## SHORT EXERCISE
Extract the records from their first line through the line that contains "page-title: 调整计算机的设置 bbox=[108, 114, 229, 132]", inclusive, and reproduce those lines verbatim.
--- START OF DATA LINES ---
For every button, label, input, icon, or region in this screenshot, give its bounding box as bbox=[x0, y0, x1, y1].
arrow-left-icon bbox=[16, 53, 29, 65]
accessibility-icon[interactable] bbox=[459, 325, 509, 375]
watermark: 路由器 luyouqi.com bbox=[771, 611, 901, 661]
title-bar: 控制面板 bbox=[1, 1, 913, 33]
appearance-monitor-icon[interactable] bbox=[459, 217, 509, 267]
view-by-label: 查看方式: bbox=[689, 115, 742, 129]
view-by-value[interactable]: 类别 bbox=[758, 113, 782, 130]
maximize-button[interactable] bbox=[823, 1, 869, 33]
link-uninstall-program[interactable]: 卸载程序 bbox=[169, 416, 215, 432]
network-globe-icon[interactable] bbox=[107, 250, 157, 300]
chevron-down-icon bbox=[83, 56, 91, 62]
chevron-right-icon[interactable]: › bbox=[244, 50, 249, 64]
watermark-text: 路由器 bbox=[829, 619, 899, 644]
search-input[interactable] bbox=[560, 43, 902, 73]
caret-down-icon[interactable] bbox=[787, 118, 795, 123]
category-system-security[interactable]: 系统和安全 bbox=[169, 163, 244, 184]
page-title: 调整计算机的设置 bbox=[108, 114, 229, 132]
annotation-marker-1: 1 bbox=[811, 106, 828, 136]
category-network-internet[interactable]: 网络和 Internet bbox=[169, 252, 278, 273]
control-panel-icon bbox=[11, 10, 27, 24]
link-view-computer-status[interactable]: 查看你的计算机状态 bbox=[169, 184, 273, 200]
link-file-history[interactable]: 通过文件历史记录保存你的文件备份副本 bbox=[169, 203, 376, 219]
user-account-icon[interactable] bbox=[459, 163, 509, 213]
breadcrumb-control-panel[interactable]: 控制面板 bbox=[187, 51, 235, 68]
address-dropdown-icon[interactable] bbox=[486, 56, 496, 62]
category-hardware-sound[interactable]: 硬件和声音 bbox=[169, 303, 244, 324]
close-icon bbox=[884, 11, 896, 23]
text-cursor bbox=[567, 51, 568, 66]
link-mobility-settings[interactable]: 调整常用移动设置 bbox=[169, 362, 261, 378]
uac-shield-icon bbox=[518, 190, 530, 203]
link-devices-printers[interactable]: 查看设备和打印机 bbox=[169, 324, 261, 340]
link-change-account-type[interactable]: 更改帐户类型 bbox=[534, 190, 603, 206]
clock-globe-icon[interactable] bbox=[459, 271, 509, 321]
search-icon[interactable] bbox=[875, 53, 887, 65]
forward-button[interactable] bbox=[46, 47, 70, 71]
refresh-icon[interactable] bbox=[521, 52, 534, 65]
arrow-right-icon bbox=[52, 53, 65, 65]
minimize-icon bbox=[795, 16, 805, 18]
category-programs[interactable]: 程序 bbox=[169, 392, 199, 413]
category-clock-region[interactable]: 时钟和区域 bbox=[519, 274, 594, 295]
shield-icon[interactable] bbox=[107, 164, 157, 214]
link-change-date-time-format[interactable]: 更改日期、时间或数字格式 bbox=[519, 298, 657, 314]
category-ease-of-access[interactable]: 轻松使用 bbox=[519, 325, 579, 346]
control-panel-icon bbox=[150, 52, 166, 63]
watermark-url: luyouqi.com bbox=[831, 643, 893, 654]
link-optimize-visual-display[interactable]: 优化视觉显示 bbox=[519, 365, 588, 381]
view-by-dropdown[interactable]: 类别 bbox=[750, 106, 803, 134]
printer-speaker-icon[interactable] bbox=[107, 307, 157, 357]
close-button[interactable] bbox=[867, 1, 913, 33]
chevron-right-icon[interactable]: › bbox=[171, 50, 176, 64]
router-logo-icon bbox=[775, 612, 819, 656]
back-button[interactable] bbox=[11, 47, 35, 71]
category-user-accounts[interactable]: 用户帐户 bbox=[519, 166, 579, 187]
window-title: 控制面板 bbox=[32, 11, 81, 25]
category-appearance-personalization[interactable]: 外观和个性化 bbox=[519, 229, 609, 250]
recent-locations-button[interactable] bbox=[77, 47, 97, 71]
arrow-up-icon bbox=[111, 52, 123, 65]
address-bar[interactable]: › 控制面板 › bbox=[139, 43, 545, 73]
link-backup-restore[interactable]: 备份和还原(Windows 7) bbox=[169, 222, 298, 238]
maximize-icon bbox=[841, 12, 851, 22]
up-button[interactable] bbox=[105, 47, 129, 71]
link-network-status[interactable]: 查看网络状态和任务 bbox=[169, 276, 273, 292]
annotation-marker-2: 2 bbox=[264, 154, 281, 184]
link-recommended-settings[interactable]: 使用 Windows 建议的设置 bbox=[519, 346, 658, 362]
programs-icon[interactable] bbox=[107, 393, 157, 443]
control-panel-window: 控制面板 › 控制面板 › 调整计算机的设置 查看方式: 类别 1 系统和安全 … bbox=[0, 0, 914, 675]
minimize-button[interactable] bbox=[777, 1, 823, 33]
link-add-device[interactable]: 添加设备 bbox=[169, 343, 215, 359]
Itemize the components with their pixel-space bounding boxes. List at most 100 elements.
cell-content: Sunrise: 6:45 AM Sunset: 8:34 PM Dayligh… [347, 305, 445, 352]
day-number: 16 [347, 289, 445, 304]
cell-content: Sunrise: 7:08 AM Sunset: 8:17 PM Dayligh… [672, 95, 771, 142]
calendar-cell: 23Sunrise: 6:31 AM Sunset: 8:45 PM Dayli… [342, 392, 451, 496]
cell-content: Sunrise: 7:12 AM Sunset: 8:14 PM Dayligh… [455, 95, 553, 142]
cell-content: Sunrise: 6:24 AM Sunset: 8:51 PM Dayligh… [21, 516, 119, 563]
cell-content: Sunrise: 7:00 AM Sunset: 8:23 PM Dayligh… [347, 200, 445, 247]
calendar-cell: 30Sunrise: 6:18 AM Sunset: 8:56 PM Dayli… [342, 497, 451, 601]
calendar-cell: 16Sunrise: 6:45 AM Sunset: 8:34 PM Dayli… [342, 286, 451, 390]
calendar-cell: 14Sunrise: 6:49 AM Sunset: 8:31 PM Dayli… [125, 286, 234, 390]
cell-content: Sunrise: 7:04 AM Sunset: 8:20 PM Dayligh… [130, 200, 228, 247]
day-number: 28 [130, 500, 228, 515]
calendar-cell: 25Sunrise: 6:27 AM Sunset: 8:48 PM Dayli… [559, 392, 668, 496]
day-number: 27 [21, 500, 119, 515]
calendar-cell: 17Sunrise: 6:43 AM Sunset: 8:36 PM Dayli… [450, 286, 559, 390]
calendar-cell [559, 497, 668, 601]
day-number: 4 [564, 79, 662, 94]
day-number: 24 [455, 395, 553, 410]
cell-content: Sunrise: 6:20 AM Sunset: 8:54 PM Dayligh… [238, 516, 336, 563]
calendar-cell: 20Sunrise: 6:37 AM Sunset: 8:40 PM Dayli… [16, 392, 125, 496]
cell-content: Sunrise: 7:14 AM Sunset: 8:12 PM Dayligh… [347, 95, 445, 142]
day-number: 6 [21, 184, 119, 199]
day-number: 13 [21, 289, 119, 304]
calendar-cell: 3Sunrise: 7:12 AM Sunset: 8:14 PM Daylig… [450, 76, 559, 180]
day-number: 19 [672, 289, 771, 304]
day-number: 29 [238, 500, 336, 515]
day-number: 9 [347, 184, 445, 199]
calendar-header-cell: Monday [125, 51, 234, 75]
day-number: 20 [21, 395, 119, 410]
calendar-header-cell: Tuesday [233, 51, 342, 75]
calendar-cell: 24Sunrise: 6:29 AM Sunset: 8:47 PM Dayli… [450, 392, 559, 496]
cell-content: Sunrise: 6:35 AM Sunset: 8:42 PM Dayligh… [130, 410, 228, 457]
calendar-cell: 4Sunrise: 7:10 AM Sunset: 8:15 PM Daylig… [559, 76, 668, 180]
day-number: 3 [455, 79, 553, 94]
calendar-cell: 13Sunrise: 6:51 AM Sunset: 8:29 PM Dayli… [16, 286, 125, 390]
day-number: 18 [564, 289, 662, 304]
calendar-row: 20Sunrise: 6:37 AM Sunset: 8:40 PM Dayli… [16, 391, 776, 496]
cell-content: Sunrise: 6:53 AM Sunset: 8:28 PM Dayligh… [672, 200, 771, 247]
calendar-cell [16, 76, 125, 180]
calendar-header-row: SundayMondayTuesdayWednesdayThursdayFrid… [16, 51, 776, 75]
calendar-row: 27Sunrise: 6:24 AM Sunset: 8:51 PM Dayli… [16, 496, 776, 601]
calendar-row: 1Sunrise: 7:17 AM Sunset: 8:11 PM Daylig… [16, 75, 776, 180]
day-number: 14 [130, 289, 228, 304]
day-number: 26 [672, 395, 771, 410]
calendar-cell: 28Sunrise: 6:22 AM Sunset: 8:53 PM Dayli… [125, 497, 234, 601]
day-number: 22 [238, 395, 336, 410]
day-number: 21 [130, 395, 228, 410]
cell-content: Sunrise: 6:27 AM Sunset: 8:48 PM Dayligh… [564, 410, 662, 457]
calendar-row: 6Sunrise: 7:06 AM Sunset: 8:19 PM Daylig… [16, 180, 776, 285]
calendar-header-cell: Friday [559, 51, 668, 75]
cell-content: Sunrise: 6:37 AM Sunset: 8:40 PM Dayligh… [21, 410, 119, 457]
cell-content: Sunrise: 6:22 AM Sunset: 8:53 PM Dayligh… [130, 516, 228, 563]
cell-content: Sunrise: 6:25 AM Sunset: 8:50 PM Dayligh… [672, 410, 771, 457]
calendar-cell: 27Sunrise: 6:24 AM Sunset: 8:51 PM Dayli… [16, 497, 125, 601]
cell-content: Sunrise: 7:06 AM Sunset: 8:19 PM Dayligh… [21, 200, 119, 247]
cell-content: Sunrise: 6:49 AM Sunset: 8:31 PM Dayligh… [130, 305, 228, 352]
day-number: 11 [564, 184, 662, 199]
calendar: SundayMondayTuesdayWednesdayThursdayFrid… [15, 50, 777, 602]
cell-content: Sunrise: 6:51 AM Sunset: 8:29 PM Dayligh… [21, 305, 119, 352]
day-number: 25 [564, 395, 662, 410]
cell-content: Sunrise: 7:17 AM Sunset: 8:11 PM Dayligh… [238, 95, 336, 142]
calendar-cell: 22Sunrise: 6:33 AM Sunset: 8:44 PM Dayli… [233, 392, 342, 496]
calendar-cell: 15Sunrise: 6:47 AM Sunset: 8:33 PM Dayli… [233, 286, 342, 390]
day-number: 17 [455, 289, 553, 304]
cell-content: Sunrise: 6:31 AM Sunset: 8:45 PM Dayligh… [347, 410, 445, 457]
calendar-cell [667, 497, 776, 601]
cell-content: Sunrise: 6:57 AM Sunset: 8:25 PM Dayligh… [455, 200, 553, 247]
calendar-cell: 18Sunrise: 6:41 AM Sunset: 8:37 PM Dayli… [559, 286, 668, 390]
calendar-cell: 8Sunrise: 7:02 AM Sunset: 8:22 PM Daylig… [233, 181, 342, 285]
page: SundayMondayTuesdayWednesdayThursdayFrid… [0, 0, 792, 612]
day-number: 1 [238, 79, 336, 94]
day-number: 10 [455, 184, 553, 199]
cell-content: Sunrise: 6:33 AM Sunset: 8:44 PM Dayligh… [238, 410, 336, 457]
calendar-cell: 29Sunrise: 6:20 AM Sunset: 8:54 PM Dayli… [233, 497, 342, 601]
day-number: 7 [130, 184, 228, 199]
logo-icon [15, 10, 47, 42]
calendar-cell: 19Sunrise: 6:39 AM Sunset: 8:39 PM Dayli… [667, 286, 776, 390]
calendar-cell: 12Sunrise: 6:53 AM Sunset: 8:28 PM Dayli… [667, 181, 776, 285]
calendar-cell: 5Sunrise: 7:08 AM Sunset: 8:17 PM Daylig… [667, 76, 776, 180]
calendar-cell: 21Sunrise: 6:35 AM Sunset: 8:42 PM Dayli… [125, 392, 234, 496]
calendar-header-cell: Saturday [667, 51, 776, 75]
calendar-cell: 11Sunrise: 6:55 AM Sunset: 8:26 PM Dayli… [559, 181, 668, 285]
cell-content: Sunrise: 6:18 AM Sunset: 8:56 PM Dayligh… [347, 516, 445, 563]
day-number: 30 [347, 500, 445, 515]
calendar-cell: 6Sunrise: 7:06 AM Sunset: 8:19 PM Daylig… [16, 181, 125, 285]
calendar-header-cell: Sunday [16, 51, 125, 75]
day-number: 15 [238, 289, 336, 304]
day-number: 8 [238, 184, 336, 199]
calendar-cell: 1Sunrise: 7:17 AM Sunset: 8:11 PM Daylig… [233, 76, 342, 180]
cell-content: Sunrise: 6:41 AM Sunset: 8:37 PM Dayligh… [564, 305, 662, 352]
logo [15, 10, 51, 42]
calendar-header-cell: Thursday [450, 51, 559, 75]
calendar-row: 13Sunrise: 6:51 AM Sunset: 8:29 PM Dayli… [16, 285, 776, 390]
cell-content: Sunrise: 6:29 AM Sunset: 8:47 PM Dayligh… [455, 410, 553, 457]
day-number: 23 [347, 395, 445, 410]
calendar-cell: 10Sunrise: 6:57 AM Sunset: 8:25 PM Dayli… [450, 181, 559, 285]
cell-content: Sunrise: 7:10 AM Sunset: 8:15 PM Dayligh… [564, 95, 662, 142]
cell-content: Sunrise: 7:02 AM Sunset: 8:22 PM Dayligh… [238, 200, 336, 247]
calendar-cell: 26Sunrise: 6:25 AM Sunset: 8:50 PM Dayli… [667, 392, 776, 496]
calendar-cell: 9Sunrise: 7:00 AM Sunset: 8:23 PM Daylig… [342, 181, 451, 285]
--- END OF DATA LINES ---
## TASK ANSWER
For every button, label, input, icon, or region in this screenshot, give its bounding box as bbox=[x0, y0, x1, y1].
arrow-left-icon bbox=[16, 53, 29, 65]
accessibility-icon[interactable] bbox=[459, 325, 509, 375]
watermark: 路由器 luyouqi.com bbox=[771, 611, 901, 661]
title-bar: 控制面板 bbox=[1, 1, 913, 33]
appearance-monitor-icon[interactable] bbox=[459, 217, 509, 267]
view-by-label: 查看方式: bbox=[689, 115, 742, 129]
view-by-value[interactable]: 类别 bbox=[758, 113, 782, 130]
maximize-button[interactable] bbox=[823, 1, 869, 33]
link-uninstall-program[interactable]: 卸载程序 bbox=[169, 416, 215, 432]
network-globe-icon[interactable] bbox=[107, 250, 157, 300]
chevron-down-icon bbox=[83, 56, 91, 62]
chevron-right-icon[interactable]: › bbox=[244, 50, 249, 64]
watermark-text: 路由器 bbox=[829, 619, 899, 644]
search-input[interactable] bbox=[560, 43, 902, 73]
caret-down-icon[interactable] bbox=[787, 118, 795, 123]
category-system-security[interactable]: 系统和安全 bbox=[169, 163, 244, 184]
page-title: 调整计算机的设置 bbox=[108, 114, 229, 132]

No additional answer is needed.